This effect is due to the effects of parasitic characteristics of the device. A capacitor has four basic parasitics:
Equivalent Series Resistance - ESR:
A capacitor is really a capacitor in series with the resistances of its leads, the foil in the dielectric, and other small resistances. This means that the capacitor cannot truly discharge instantly, and also that it will heat up when repeatedly charged and discharged. This is an important parameter when designing power systems.
Leakage current:
The dielectric is not ideal, so you can add a resistance in parallel with your capacitor. This is important in backup systems, and the leakage current of an electrolytic can be much greater than the current required to maintain RAM on a microcontroller.

▶ _GOALS_:
1) List the sources of resistance that the capacitor parasitics text says a capacitor is in series with.
2) Continue the capacitor parasitics text from its last sentence.
The entries after this are separate material and aren't part of the capacitor parasitics text.

▶ _EXTRACTED ENTRIES_:
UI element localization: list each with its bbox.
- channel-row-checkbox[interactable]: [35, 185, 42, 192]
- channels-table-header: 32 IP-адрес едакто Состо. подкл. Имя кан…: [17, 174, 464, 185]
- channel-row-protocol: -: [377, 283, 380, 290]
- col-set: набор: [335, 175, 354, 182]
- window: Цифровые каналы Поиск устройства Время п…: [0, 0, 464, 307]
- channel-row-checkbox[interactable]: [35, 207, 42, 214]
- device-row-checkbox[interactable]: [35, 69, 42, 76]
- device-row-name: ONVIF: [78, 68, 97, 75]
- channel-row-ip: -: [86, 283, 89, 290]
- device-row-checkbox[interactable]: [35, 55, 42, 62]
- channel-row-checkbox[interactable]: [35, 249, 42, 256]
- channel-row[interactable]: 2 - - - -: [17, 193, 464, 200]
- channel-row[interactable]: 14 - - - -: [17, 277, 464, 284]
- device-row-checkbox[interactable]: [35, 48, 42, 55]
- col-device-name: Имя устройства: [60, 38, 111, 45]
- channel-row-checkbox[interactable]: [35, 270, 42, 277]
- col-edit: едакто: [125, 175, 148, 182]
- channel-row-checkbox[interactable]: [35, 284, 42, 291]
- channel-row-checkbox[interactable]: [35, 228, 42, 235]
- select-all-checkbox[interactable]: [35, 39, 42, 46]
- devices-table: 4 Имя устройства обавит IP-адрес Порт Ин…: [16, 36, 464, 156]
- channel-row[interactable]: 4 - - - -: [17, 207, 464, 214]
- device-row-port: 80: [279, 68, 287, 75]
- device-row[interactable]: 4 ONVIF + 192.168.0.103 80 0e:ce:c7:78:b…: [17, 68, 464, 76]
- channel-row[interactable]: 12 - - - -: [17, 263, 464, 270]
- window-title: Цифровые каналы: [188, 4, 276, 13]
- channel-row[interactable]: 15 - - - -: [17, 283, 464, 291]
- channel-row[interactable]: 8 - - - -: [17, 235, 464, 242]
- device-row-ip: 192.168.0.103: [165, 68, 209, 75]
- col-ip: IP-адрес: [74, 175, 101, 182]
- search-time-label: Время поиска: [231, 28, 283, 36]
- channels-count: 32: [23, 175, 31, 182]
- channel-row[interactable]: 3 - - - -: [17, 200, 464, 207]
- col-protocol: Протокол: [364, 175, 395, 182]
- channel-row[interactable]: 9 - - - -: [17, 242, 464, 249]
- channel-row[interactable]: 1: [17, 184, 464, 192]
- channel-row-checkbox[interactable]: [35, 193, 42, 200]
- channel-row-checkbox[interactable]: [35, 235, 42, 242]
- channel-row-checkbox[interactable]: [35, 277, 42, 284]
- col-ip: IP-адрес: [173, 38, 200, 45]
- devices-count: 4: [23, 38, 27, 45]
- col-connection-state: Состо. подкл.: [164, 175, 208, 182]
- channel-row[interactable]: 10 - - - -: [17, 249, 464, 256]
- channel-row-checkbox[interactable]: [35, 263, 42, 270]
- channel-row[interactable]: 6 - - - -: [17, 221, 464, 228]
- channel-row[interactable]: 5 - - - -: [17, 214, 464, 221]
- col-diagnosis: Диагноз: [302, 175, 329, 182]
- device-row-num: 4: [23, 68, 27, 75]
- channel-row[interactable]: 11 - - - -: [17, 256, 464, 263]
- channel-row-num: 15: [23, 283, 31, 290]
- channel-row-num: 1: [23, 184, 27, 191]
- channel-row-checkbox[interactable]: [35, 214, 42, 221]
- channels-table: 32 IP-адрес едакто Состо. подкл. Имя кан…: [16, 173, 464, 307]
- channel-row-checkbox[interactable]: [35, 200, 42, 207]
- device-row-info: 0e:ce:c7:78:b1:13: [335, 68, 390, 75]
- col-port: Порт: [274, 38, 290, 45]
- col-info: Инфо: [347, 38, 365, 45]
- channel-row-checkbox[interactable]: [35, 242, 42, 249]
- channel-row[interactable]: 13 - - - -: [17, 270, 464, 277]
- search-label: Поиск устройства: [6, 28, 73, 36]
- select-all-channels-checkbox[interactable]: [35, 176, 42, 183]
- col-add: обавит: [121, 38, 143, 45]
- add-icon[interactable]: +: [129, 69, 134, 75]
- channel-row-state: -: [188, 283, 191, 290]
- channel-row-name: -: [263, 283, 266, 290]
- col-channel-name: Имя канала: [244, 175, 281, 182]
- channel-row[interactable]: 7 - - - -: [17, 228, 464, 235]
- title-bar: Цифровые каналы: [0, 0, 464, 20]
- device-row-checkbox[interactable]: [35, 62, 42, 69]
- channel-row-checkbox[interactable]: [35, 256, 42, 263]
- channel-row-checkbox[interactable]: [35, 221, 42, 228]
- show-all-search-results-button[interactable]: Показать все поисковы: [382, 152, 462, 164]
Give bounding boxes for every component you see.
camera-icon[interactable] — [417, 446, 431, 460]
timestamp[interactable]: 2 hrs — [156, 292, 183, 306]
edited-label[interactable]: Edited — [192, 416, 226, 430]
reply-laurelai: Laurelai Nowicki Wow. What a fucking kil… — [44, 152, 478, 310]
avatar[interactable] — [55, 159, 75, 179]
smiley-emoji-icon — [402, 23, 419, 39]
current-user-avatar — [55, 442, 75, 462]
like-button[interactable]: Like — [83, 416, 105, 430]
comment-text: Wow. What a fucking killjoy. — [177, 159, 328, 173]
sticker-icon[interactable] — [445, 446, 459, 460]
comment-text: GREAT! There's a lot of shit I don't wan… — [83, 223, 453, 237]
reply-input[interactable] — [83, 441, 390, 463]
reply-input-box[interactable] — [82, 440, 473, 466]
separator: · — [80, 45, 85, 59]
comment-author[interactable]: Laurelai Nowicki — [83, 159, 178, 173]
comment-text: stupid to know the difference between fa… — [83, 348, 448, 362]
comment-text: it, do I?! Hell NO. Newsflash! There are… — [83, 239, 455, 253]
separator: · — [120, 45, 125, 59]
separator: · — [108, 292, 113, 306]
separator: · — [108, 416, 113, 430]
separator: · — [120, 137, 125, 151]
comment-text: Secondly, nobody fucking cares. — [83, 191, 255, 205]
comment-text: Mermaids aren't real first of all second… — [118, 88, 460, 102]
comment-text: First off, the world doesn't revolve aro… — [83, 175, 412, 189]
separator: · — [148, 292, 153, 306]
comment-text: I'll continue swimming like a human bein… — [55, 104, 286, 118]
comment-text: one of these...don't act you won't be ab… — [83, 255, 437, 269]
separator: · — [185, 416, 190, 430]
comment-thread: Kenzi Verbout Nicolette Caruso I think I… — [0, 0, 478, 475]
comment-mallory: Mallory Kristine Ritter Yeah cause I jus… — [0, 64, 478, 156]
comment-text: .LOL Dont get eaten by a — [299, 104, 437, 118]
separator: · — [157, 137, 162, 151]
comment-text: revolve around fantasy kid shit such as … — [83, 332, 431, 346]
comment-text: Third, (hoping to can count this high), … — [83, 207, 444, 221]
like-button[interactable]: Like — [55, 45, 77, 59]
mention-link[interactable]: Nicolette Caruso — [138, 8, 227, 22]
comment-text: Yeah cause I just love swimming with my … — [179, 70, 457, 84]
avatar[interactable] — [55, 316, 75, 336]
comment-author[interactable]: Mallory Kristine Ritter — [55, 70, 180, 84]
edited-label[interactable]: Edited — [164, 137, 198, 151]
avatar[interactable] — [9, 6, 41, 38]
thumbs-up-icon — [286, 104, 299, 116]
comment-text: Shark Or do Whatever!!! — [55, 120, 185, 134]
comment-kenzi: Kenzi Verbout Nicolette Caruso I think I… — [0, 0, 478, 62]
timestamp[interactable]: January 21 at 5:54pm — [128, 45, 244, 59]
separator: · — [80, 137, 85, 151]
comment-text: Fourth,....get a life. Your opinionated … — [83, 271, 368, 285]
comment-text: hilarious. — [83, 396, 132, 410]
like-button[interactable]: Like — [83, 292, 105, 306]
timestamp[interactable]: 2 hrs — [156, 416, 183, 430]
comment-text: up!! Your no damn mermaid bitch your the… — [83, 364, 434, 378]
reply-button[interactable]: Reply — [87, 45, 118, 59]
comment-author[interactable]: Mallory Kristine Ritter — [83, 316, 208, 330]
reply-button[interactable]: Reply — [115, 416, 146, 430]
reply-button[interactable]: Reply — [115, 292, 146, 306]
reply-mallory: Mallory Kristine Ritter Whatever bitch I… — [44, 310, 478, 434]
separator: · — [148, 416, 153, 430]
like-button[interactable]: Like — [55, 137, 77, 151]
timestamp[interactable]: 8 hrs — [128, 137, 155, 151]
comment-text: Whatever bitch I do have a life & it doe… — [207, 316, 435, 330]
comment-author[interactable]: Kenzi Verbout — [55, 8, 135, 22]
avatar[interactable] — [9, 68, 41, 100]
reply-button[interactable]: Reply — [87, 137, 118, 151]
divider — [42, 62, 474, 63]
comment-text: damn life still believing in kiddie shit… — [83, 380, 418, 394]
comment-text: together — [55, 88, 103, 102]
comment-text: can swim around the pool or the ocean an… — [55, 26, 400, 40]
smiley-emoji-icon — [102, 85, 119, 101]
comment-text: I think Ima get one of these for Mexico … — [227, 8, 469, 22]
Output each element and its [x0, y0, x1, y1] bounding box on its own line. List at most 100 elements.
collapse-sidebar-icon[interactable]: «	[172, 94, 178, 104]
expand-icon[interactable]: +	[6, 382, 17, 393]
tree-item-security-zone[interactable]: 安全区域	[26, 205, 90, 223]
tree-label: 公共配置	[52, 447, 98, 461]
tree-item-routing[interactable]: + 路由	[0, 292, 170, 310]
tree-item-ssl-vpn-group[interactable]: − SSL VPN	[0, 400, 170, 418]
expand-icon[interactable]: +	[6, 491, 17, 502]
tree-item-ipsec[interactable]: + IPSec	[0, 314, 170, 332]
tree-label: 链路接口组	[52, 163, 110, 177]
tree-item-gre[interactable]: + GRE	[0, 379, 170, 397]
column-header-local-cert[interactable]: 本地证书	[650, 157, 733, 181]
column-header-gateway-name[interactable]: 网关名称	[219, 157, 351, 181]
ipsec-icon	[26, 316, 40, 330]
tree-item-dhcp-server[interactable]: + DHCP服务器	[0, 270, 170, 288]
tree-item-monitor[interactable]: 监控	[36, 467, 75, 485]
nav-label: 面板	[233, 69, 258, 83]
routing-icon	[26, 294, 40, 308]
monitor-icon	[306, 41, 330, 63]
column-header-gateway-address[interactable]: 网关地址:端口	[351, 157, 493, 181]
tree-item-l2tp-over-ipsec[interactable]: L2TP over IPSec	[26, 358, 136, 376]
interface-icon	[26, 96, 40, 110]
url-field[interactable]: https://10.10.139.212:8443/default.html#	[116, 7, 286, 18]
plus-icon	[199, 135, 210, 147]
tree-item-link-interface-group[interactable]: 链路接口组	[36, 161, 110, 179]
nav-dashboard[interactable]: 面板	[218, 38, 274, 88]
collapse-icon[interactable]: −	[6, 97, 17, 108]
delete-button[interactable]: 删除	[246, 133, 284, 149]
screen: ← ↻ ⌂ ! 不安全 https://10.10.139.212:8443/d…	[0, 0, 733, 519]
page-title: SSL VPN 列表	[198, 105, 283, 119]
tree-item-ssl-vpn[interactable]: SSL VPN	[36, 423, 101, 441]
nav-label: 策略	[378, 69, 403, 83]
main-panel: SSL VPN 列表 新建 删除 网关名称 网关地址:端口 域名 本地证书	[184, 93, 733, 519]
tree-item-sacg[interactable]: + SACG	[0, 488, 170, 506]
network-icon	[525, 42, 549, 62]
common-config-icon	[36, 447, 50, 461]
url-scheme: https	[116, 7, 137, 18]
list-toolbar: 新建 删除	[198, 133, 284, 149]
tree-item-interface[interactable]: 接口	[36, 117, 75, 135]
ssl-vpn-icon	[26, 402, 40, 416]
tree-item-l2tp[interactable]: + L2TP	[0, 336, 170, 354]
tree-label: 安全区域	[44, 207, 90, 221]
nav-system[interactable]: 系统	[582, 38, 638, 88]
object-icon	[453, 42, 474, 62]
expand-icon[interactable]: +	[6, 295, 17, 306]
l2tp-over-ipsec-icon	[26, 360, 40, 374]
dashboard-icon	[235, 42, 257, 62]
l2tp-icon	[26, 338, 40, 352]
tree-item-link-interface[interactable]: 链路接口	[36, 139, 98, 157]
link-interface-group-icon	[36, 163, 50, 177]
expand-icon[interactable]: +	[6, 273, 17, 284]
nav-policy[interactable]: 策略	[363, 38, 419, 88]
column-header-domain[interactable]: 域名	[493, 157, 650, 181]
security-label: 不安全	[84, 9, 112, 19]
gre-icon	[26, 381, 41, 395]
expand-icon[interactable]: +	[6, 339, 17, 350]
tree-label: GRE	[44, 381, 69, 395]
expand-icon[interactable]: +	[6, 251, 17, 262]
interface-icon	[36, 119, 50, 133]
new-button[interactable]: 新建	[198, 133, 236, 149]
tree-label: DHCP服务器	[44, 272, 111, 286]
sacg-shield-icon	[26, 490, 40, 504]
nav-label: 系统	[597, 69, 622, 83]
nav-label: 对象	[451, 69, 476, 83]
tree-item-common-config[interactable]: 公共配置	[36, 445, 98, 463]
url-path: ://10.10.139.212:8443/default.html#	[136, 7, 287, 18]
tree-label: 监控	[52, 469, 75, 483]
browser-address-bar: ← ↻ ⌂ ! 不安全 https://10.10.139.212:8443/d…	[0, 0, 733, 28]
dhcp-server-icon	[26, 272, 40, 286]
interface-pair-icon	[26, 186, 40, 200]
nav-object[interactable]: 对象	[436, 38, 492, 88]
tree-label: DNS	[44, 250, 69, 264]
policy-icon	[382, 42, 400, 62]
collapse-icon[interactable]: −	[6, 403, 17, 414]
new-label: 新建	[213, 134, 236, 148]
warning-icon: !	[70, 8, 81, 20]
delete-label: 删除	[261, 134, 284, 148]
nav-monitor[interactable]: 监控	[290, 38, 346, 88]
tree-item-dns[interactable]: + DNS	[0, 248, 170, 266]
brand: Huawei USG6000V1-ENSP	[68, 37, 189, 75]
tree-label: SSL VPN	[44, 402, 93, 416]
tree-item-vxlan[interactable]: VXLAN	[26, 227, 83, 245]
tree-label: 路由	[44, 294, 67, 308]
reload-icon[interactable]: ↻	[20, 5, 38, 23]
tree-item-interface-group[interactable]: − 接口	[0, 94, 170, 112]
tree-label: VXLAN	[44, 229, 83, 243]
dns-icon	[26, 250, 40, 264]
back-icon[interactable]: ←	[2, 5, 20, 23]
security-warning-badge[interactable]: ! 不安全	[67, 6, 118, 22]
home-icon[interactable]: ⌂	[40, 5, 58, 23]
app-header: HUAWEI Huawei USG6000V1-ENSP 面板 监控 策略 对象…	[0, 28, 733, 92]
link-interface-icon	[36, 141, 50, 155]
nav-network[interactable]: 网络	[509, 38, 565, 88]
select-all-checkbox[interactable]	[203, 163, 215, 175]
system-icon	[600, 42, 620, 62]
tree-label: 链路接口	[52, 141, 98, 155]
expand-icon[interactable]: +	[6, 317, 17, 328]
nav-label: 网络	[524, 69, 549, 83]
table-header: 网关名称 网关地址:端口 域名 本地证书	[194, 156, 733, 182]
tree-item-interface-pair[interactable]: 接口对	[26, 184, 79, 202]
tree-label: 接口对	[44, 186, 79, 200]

▶ _ANSWERS BY TASK_:
1) The resistances of its leads, the foil in the dielectric, and other small resistances.

2)
Dielectric Absorption - CDA:
This is usually of less interest than the other parameters, especially for electrolytics, for which leakage current overwhelms the effect. For large ceramics, you can imagine that there is an RC circuit in parallel with the capacitor. When the capacitor is charged for a long period of time, the imagined capacitor acquires a charge. If the capacitor is rapidly discharged for a brief period and subsequently returned to an open circuit, the parasitic capacitor begins to recharge the main capacitor.
Equivalent Series Inductance - ESL:
By now, you shouldn't be too surprised that, if everything has capacitance as well as nonzero and non-infinite resistance, everything also has parasitic inductance. Whether these are significant is a function of frequency, which leads us to the topic of impedance.
We represent impedance by the letter Z. Impedance can be thought of like resistance, just in the frequency domain. In the same way that a resistance resists the flow of DC current, so does an impedance impede the flow of AC current. Just as resistance is V/R, if we integrate into the time domain, impedance is V(t)/ I(t).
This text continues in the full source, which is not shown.